Short problem: Say how many lines include the word "estimate", using only a number.
+++++
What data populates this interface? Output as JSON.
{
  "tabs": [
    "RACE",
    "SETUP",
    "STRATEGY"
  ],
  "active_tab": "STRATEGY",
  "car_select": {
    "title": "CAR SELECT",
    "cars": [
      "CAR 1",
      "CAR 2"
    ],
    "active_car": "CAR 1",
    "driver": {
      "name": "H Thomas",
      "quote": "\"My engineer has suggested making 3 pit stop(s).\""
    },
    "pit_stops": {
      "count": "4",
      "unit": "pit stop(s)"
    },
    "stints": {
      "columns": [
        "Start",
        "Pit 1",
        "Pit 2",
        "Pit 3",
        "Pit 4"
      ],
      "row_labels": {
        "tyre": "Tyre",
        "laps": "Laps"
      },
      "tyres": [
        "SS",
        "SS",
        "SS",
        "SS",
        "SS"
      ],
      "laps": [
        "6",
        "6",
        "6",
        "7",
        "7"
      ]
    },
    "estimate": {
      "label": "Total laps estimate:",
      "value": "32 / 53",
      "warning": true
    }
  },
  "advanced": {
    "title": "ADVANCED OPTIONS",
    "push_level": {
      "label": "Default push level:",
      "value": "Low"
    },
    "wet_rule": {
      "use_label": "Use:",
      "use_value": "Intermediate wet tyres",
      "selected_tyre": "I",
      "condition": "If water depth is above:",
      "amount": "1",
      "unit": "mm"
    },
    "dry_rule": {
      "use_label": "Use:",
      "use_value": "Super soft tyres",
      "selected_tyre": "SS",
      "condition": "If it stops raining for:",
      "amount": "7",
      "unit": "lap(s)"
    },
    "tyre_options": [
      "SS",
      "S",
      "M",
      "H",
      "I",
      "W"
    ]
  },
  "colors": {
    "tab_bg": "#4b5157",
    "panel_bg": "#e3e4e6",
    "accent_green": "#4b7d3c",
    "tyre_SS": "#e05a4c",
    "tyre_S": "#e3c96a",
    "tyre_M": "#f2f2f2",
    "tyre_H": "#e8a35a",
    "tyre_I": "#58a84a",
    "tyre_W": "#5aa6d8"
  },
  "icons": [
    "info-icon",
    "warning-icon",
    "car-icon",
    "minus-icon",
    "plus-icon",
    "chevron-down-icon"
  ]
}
+++++
Solution to this problem: 2